> **STATED PROBLEM**:
Repeat every entry word for word, skipping the pictures.

> **AVAILABLE RECORDS**:
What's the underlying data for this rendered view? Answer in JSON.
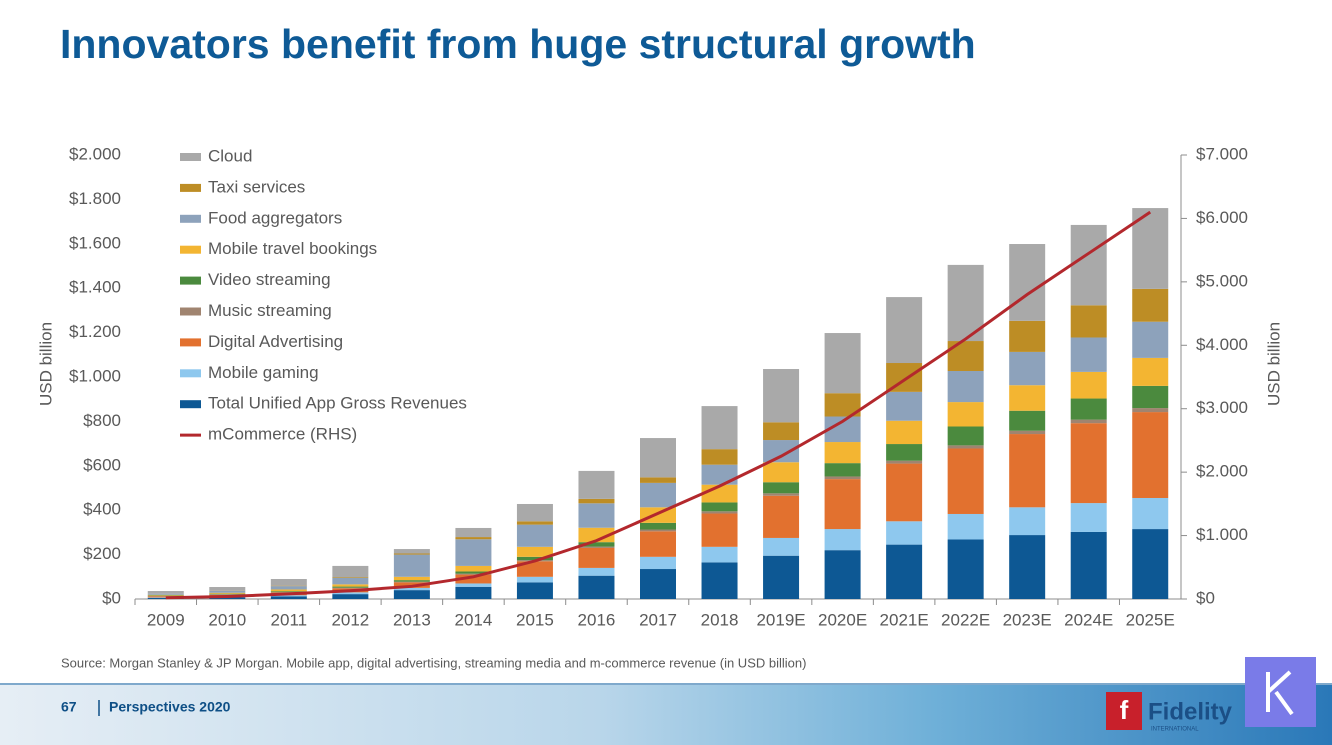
{
  "chart_data": {
    "type": "stacked_bar_line",
    "title": "Innovators benefit from huge structural growth",
    "ylabel": "USD billion",
    "y2label": "USD billion",
    "source": "Source: Morgan Stanley & JP Morgan. Mobile app, digital advertising, streaming media and m-commerce revenue (in USD billion)",
    "categories": [
      "2009",
      "2010",
      "2011",
      "2012",
      "2013",
      "2014",
      "2015",
      "2016",
      "2017",
      "2018",
      "2019E",
      "2020E",
      "2021E",
      "2022E",
      "2023E",
      "2024E",
      "2025E"
    ],
    "ylim": [
      0,
      2000
    ],
    "yticks": [
      {
        "value": 0,
        "label": "$0"
      },
      {
        "value": 200,
        "label": "$200"
      },
      {
        "value": 400,
        "label": "$400"
      },
      {
        "value": 600,
        "label": "$600"
      },
      {
        "value": 800,
        "label": "$800"
      },
      {
        "value": 1000,
        "label": "$1.000"
      },
      {
        "value": 1200,
        "label": "$1.200"
      },
      {
        "value": 1400,
        "label": "$1.400"
      },
      {
        "value": 1600,
        "label": "$1.600"
      },
      {
        "value": 1800,
        "label": "$1.800"
      },
      {
        "value": 2000,
        "label": "$2.000"
      }
    ],
    "y2lim": [
      0,
      7000
    ],
    "y2ticks": [
      {
        "value": 0,
        "label": "$0"
      },
      {
        "value": 1000,
        "label": "$1.000"
      },
      {
        "value": 2000,
        "label": "$2.000"
      },
      {
        "value": 3000,
        "label": "$3.000"
      },
      {
        "value": 4000,
        "label": "$4.000"
      },
      {
        "value": 5000,
        "label": "$5.000"
      },
      {
        "value": 6000,
        "label": "$6.000"
      },
      {
        "value": 7000,
        "label": "$7.000"
      }
    ],
    "series": [
      {
        "name": "Total Unified App Gross Revenues",
        "color": "#0d5894",
        "values": [
          5,
          8,
          12,
          22,
          40,
          55,
          75,
          105,
          135,
          165,
          195,
          220,
          245,
          268,
          288,
          302,
          315
        ]
      },
      {
        "name": "Mobile gaming",
        "color": "#8ec8ee",
        "values": [
          2,
          3,
          5,
          8,
          10,
          15,
          25,
          35,
          55,
          70,
          80,
          95,
          105,
          115,
          125,
          130,
          140
        ]
      },
      {
        "name": "Digital Advertising",
        "color": "#e2712f",
        "values": [
          5,
          8,
          12,
          18,
          25,
          40,
          70,
          90,
          115,
          150,
          190,
          225,
          260,
          295,
          330,
          360,
          387
        ]
      },
      {
        "name": "Music streaming",
        "color": "#a08470",
        "values": [
          2,
          2,
          2,
          3,
          3,
          4,
          5,
          6,
          8,
          10,
          11,
          12,
          13,
          14,
          15,
          16,
          18
        ]
      },
      {
        "name": "Video streaming",
        "color": "#4b8a3e",
        "values": [
          2,
          3,
          4,
          5,
          7,
          10,
          15,
          20,
          30,
          40,
          50,
          60,
          75,
          85,
          90,
          95,
          100
        ]
      },
      {
        "name": "Mobile travel bookings",
        "color": "#f3b532",
        "values": [
          3,
          4,
          8,
          10,
          15,
          25,
          45,
          65,
          70,
          80,
          90,
          95,
          105,
          110,
          115,
          120,
          126
        ]
      },
      {
        "name": "Food aggregators",
        "color": "#8da2bb",
        "values": [
          5,
          8,
          15,
          30,
          100,
          120,
          100,
          110,
          110,
          90,
          100,
          115,
          130,
          140,
          150,
          155,
          163
        ]
      },
      {
        "name": "Taxi services",
        "color": "#bd8d25",
        "values": [
          0,
          1,
          2,
          3,
          5,
          10,
          15,
          20,
          25,
          70,
          80,
          105,
          130,
          135,
          140,
          145,
          148
        ]
      },
      {
        "name": "Cloud",
        "color": "#a9a9a9",
        "values": [
          12,
          17,
          30,
          50,
          20,
          41,
          78,
          126,
          177,
          194,
          240,
          271,
          297,
          343,
          346,
          362,
          364
        ]
      },
      {
        "name": "mCommerce (RHS)",
        "color": "#b3282d",
        "axis": "y2",
        "values": [
          20,
          40,
          80,
          130,
          200,
          350,
          600,
          920,
          1350,
          1780,
          2250,
          2800,
          3450,
          4100,
          4800,
          5450,
          6100
        ]
      }
    ]
  },
  "footer": {
    "page": "67",
    "section": "Perspectives 2020",
    "brand": "Fidelity",
    "brand_sub": "INTERNATIONAL"
  }
}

> **THE SOLUTION**:
What's the underlying data for this rendered view? Answer in JSON.
{
  "chart_data": {
    "type": "stacked_bar_line",
    "title": "Innovators benefit from huge structural growth",
    "ylabel": "USD billion",
    "y2label": "USD billion",
    "source": "Source: Morgan Stanley & JP Morgan. Mobile app, digital advertising, streaming media and m-commerce revenue (in USD billion)",
    "categories": [
      "2009",
      "2010",
      "2011",
      "2012",
      "2013",
      "2014",
      "2015",
      "2016",
      "2017",
      "2018",
      "2019E",
      "2020E",
      "2021E",
      "2022E",
      "2023E",
      "2024E",
      "2025E"
    ],
    "ylim": [
      0,
      2000
    ],
    "yticks": [
      {
        "value": 0,
        "label": "$0"
      },
      {
        "value": 200,
        "label": "$200"
      },
      {
        "value": 400,
        "label": "$400"
      },
      {
        "value": 600,
        "label": "$600"
      },
      {
        "value": 800,
        "label": "$800"
      },
      {
        "value": 1000,
        "label": "$1.000"
      },
      {
        "value": 1200,
        "label": "$1.200"
      },
      {
        "value": 1400,
        "label": "$1.400"
      },
      {
        "value": 1600,
        "label": "$1.600"
      },
      {
        "value": 1800,
        "label": "$1.800"
      },
      {
        "value": 2000,
        "label": "$2.000"
      }
    ],
    "y2lim": [
      0,
      7000
    ],
    "y2ticks": [
      {
        "value": 0,
        "label": "$0"
      },
      {
        "value": 1000,
        "label": "$1.000"
      },
      {
        "value": 2000,
        "label": "$2.000"
      },
      {
        "value": 3000,
        "label": "$3.000"
      },
      {
        "value": 4000,
        "label": "$4.000"
      },
      {
        "value": 5000,
        "label": "$5.000"
      },
      {
        "value": 6000,
        "label": "$6.000"
      },
      {
        "value": 7000,
        "label": "$7.000"
      }
    ],
    "series": [
      {
        "name": "Total Unified App Gross Revenues",
        "color": "#0d5894",
        "values": [
          5,
          8,
          12,
          22,
          40,
          55,
          75,
          105,
          135,
          165,
          195,
          220,
          245,
          268,
          288,
          302,
          315
        ]
      },
      {
        "name": "Mobile gaming",
        "color": "#8ec8ee",
        "values": [
          2,
          3,
          5,
          8,
          10,
          15,
          25,
          35,
          55,
          70,
          80,
          95,
          105,
          115,
          125,
          130,
          140
        ]
      },
      {
        "name": "Digital Advertising",
        "color": "#e2712f",
        "values": [
          5,
          8,
          12,
          18,
          25,
          40,
          70,
          90,
          115,
          150,
          190,
          225,
          260,
          295,
          330,
          360,
          387
        ]
      },
      {
        "name": "Music streaming",
        "color": "#a08470",
        "values": [
          2,
          2,
          2,
          3,
          3,
          4,
          5,
          6,
          8,
          10,
          11,
          12,
          13,
          14,
          15,
          16,
          18
        ]
      },
      {
        "name": "Video streaming",
        "color": "#4b8a3e",
        "values": [
          2,
          3,
          4,
          5,
          7,
          10,
          15,
          20,
          30,
          40,
          50,
          60,
          75,
          85,
          90,
          95,
          100
        ]
      },
      {
        "name": "Mobile travel bookings",
        "color": "#f3b532",
        "values": [
          3,
          4,
          8,
          10,
          15,
          25,
          45,
          65,
          70,
          80,
          90,
          95,
          105,
          110,
          115,
          120,
          126
        ]
      },
      {
        "name": "Food aggregators",
        "color": "#8da2bb",
        "values": [
          5,
          8,
          15,
          30,
          100,
          120,
          100,
          110,
          110,
          90,
          100,
          115,
          130,
          140,
          150,
          155,
          163
        ]
      },
      {
        "name": "Taxi services",
        "color": "#bd8d25",
        "values": [
          0,
          1,
          2,
          3,
          5,
          10,
          15,
          20,
          25,
          70,
          80,
          105,
          130,
          135,
          140,
          145,
          148
        ]
      },
      {
        "name": "Cloud",
        "color": "#a9a9a9",
        "values": [
          12,
          17,
          30,
          50,
          20,
          41,
          78,
          126,
          177,
          194,
          240,
          271,
          297,
          343,
          346,
          362,
          364
        ]
      },
      {
        "name": "mCommerce (RHS)",
        "color": "#b3282d",
        "axis": "y2",
        "values": [
          20,
          40,
          80,
          130,
          200,
          350,
          600,
          920,
          1350,
          1780,
          2250,
          2800,
          3450,
          4100,
          4800,
          5450,
          6100
        ]
      }
    ]
  },
  "footer": {
    "page": "67",
    "section": "Perspectives 2020",
    "brand": "Fidelity",
    "brand_sub": "INTERNATIONAL"
  }
}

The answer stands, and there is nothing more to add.